Deine Aufgabe
Schreib alle Zeilen des Materials unverändert ab, lass aber die Bilder weg.

_ _ _

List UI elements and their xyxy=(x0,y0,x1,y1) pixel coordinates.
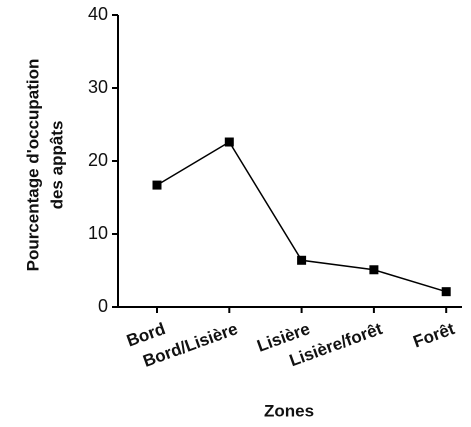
y-tick-label: 0 xyxy=(98,296,108,316)
data-point xyxy=(369,265,379,275)
x-axis-label: Zones xyxy=(264,401,314,420)
data-point xyxy=(224,137,234,147)
data-point xyxy=(441,287,451,297)
y-tick-label: 20 xyxy=(88,150,108,170)
y-tick-label: 30 xyxy=(88,77,108,97)
data-point xyxy=(297,255,307,265)
y-axis-label: des appâts xyxy=(47,121,66,210)
y-tick-label: 40 xyxy=(88,4,108,24)
data-line xyxy=(156,140,447,293)
x-tick-label: Forêt xyxy=(411,319,458,352)
y-tick-label: 10 xyxy=(88,223,108,243)
y-axis-label: Pourcentage d'occupation xyxy=(23,59,42,272)
data-point xyxy=(152,180,162,190)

_ _ _

Lösung
List UI elements and their xyxy=(x0,y0,x1,y1) pixel coordinates.
y-tick-label: 0 xyxy=(98,296,108,316)
data-point xyxy=(369,265,379,275)
x-axis-label: Zones xyxy=(264,401,314,420)
data-point xyxy=(224,137,234,147)
data-point xyxy=(441,287,451,297)
y-tick-label: 20 xyxy=(88,150,108,170)
y-tick-label: 30 xyxy=(88,77,108,97)
data-point xyxy=(297,255,307,265)
y-axis-label: des appâts xyxy=(47,121,66,210)
y-tick-label: 40 xyxy=(88,4,108,24)
data-line xyxy=(156,140,447,293)
x-tick-label: Forêt xyxy=(411,319,458,352)
y-tick-label: 10 xyxy=(88,223,108,243)
y-axis-label: Pourcentage d'occupation xyxy=(23,59,42,272)
data-point xyxy=(152,180,162,190)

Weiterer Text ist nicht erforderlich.